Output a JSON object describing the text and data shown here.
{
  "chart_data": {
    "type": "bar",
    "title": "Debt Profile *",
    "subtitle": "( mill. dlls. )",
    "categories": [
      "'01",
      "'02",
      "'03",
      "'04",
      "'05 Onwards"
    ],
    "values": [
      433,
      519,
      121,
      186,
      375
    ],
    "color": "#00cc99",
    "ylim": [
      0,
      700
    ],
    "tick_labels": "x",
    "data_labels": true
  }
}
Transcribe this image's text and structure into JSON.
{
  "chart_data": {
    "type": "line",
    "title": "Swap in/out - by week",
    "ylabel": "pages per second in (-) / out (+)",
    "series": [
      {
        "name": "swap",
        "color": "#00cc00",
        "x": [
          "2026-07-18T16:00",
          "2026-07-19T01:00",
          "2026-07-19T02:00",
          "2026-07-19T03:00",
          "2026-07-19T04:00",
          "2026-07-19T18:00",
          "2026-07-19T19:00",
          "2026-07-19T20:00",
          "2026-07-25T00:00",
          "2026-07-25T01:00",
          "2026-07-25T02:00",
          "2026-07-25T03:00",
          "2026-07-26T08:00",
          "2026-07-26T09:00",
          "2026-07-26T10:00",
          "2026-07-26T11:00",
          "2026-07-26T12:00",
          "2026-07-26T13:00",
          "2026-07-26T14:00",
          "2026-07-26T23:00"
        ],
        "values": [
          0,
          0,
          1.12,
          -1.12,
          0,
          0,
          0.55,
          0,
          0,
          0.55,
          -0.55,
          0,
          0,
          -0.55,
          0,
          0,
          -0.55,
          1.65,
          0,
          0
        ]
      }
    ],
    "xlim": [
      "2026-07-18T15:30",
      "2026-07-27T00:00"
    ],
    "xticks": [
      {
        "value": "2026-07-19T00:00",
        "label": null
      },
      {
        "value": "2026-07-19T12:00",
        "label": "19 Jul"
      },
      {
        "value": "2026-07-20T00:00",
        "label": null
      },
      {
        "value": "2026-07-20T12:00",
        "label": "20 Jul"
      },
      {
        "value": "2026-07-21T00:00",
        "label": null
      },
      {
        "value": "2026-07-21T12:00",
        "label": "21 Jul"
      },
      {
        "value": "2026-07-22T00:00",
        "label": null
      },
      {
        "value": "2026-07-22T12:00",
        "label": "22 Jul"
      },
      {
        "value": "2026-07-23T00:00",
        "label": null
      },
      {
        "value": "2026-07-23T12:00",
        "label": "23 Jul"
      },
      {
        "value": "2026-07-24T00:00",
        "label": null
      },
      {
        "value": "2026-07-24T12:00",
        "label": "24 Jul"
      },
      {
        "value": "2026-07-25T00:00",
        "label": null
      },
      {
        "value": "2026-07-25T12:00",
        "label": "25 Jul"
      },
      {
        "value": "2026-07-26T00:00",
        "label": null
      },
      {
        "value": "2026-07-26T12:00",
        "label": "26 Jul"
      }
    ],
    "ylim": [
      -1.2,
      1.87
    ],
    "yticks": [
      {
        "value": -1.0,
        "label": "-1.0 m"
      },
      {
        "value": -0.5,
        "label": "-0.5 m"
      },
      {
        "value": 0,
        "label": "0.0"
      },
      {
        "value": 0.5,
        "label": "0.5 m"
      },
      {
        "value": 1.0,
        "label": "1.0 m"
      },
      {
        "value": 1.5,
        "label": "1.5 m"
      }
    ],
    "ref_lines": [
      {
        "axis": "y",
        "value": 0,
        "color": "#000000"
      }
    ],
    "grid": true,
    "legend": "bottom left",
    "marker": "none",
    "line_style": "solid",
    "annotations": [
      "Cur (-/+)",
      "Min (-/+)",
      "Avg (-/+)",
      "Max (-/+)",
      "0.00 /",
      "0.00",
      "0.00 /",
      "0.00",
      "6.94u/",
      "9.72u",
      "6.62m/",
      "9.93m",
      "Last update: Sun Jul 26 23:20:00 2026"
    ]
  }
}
= = = =
» Problem statement
From the preceding material, extract every line exactly.

» The answer
Output a JSON object describing the text and data shown here.
{
  "chart_data": {
    "type": "bar",
    "title": "Debt Profile *",
    "subtitle": "( mill. dlls. )",
    "categories": [
      "'01",
      "'02",
      "'03",
      "'04",
      "'05 Onwards"
    ],
    "values": [
      433,
      519,
      121,
      186,
      375
    ],
    "color": "#00cc99",
    "ylim": [
      0,
      700
    ],
    "tick_labels": "x",
    "data_labels": true
  }
}
Transcribe this image's text and structure into JSON.
{
  "chart_data": {
    "type": "line",
    "title": "Swap in/out - by week",
    "ylabel": "pages per second in (-) / out (+)",
    "series": [
      {
        "name": "swap",
        "color": "#00cc00",
        "x": [
          "2026-07-18T16:00",
          "2026-07-19T01:00",
          "2026-07-19T02:00",
          "2026-07-19T03:00",
          "2026-07-19T04:00",
          "2026-07-19T18:00",
          "2026-07-19T19:00",
          "2026-07-19T20:00",
          "2026-07-25T00:00",
          "2026-07-25T01:00",
          "2026-07-25T02:00",
          "2026-07-25T03:00",
          "2026-07-26T08:00",
          "2026-07-26T09:00",
          "2026-07-26T10:00",
          "2026-07-26T11:00",
          "2026-07-26T12:00",
          "2026-07-26T13:00",
          "2026-07-26T14:00",
          "2026-07-26T23:00"
        ],
        "values": [
          0,
          0,
          1.12,
          -1.12,
          0,
          0,
          0.55,
          0,
          0,
          0.55,
          -0.55,
          0,
          0,
          -0.55,
          0,
          0,
          -0.55,
          1.65,
          0,
          0
        ]
      }
    ],
    "xlim": [
      "2026-07-18T15:30",
      "2026-07-27T00:00"
    ],
    "xticks": [
      {
        "value": "2026-07-19T00:00",
        "label": null
      },
      {
        "value": "2026-07-19T12:00",
        "label": "19 Jul"
      },
      {
        "value": "2026-07-20T00:00",
        "label": null
      },
      {
        "value": "2026-07-20T12:00",
        "label": "20 Jul"
      },
      {
        "value": "2026-07-21T00:00",
        "label": null
      },
      {
        "value": "2026-07-21T12:00",
        "label": "21 Jul"
      },
      {
        "value": "2026-07-22T00:00",
        "label": null
      },
      {
        "value": "2026-07-22T12:00",
        "label": "22 Jul"
      },
      {
        "value": "2026-07-23T00:00",
        "label": null
      },
      {
        "value": "2026-07-23T12:00",
        "label": "23 Jul"
      },
      {
        "value": "2026-07-24T00:00",
        "label": null
      },
      {
        "value": "2026-07-24T12:00",
        "label": "24 Jul"
      },
      {
        "value": "2026-07-25T00:00",
        "label": null
      },
      {
        "value": "2026-07-25T12:00",
        "label": "25 Jul"
      },
      {
        "value": "2026-07-26T00:00",
        "label": null
      },
      {
        "value": "2026-07-26T12:00",
        "label": "26 Jul"
      }
    ],
    "ylim": [
      -1.2,
      1.87
    ],
    "yticks": [
      {
        "value": -1.0,
        "label": "-1.0 m"
      },
      {
        "value": -0.5,
        "label": "-0.5 m"
      },
      {
        "value": 0,
        "label": "0.0"
      },
      {
        "value": 0.5,
        "label": "0.5 m"
      },
      {
        "value": 1.0,
        "label": "1.0 m"
      },
      {
        "value": 1.5,
        "label": "1.5 m"
      }
    ],
    "ref_lines": [
      {
        "axis": "y",
        "value": 0,
        "color": "#000000"
      }
    ],
    "grid": true,
    "legend": "bottom left",
    "marker": "none",
    "line_style": "solid",
    "annotations": [
      "Cur (-/+)",
      "Min (-/+)",
      "Avg (-/+)",
      "Max (-/+)",
      "0.00 /",
      "0.00",
      "0.00 /",
      "0.00",
      "6.94u/",
      "9.72u",
      "6.62m/",
      "9.93m",
      "Last update: Sun Jul 26 23:20:00 2026"
    ]
  }
}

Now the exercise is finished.